> WHAT IS ASKED: Would you copy only the lines below, beginning with the one that contains "Decode this image" and running through the last entry line?
/---
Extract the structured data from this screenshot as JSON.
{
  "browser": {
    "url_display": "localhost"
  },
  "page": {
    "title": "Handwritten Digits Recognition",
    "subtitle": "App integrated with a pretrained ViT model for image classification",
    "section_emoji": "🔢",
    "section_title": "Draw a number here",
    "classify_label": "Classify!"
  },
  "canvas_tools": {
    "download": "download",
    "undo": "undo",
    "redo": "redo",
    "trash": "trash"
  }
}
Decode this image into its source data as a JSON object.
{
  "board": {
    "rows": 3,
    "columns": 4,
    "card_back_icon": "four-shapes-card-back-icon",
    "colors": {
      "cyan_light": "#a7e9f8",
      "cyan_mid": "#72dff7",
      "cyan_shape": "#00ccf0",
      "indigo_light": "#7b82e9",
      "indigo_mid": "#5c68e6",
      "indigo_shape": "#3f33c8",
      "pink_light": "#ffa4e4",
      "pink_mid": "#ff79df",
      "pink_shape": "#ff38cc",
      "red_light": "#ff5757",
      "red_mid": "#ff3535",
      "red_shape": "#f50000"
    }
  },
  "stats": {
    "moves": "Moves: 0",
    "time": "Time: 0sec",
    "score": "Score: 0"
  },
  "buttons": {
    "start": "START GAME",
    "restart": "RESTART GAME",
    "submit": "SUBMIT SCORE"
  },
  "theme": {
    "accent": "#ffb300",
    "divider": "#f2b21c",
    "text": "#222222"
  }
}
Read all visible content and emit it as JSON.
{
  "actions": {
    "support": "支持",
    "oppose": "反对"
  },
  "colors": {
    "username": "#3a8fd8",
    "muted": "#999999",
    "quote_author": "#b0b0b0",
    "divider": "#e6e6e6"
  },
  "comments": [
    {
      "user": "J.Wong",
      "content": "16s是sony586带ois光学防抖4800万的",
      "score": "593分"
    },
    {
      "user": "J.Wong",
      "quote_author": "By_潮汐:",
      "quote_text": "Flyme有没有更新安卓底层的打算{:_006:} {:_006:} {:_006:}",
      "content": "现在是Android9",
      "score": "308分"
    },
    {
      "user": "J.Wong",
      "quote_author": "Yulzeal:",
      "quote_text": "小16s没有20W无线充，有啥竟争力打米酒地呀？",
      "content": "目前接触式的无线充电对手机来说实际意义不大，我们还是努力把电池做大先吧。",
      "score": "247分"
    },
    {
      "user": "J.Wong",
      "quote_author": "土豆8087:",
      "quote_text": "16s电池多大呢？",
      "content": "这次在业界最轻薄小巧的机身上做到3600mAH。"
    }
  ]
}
\---
> WRITTEN ANSWER:
Decode this image into its source data as a JSON object.
{
  "board": {
    "rows": 3,
    "columns": 4,
    "card_back_icon": "four-shapes-card-back-icon",
    "colors": {
      "cyan_light": "#a7e9f8",
      "cyan_mid": "#72dff7",
      "cyan_shape": "#00ccf0",
      "indigo_light": "#7b82e9",
      "indigo_mid": "#5c68e6",
      "indigo_shape": "#3f33c8",
      "pink_light": "#ffa4e4",
      "pink_mid": "#ff79df",
      "pink_shape": "#ff38cc",
      "red_light": "#ff5757",
      "red_mid": "#ff3535",
      "red_shape": "#f50000"
    }
  },
  "stats": {
    "moves": "Moves: 0",
    "time": "Time: 0sec",
    "score": "Score: 0"
  },
  "buttons": {
    "start": "START GAME",
    "restart": "RESTART GAME",
    "submit": "SUBMIT SCORE"
  },
  "theme": {
    "accent": "#ffb300",
    "divider": "#f2b21c",
    "text": "#222222"
  }
}
Read all visible content and emit it as JSON.
{
  "actions": {
    "support": "支持",
    "oppose": "反对"
  },
  "colors": {
    "username": "#3a8fd8",
    "muted": "#999999",
    "quote_author": "#b0b0b0",
    "divider": "#e6e6e6"
  },
  "comments": [
    {
      "user": "J.Wong",
      "content": "16s是sony586带ois光学防抖4800万的",
      "score": "593分"
    },
    {
      "user": "J.Wong",
      "quote_author": "By_潮汐:",
      "quote_text": "Flyme有没有更新安卓底层的打算{:_006:} {:_006:} {:_006:}",
      "content": "现在是Android9",
      "score": "308分"
    },
    {
      "user": "J.Wong",
      "quote_author": "Yulzeal:",
      "quote_text": "小16s没有20W无线充，有啥竟争力打米酒地呀？",
      "content": "目前接触式的无线充电对手机来说实际意义不大，我们还是努力把电池做大先吧。",
      "score": "247分"
    },
    {
      "user": "J.Wong",
      "quote_author": "土豆8087:",
      "quote_text": "16s电池多大呢？",
      "content": "这次在业界最轻薄小巧的机身上做到3600mAH。"
    }
  ]
}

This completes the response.